→ **WHAT YOU SHOULD DO**:
Look through the listing below and give the number of lines that hold "JSON". Say nothing more.

### INPUT

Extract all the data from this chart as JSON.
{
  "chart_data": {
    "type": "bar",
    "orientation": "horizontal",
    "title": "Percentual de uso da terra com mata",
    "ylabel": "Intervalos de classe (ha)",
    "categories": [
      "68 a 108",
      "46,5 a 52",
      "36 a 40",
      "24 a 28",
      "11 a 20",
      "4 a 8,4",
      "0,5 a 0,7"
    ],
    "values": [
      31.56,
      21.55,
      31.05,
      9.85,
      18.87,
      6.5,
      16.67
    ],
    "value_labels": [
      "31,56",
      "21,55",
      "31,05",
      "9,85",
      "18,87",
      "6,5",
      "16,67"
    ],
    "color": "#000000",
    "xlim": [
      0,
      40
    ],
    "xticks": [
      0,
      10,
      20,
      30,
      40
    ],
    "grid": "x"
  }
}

######
### INPUT

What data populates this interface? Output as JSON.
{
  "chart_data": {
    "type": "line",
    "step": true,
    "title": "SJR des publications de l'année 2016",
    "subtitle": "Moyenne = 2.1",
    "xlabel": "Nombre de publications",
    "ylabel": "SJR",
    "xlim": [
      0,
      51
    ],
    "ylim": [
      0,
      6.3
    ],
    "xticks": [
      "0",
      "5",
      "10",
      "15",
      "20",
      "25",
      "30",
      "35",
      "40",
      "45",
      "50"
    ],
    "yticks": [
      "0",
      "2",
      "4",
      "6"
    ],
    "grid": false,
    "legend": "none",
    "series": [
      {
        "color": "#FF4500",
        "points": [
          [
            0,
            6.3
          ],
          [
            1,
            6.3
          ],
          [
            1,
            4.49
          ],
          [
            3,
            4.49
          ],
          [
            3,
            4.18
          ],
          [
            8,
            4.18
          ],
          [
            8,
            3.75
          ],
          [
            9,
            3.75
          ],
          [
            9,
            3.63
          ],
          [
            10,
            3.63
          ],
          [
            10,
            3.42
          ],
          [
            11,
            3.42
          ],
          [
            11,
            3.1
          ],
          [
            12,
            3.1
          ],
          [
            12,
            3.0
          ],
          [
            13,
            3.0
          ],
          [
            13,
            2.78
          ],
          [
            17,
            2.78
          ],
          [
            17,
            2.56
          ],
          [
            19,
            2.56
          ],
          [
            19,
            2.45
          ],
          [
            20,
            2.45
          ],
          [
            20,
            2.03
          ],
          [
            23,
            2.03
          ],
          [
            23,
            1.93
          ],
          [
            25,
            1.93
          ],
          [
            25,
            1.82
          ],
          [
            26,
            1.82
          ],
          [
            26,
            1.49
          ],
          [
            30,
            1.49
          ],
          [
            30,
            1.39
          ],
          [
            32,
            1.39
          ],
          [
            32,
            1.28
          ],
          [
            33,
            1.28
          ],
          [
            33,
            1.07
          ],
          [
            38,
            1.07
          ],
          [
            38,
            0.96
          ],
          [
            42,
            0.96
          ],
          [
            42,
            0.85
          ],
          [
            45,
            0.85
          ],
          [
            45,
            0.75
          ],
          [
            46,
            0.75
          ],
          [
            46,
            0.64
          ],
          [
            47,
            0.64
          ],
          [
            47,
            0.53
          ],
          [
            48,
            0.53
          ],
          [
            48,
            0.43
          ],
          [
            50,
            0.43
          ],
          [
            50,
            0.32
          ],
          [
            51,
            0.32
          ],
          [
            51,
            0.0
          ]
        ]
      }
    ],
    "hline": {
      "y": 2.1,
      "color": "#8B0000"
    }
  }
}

######

→ **EXPECTED OUTPUT**:
2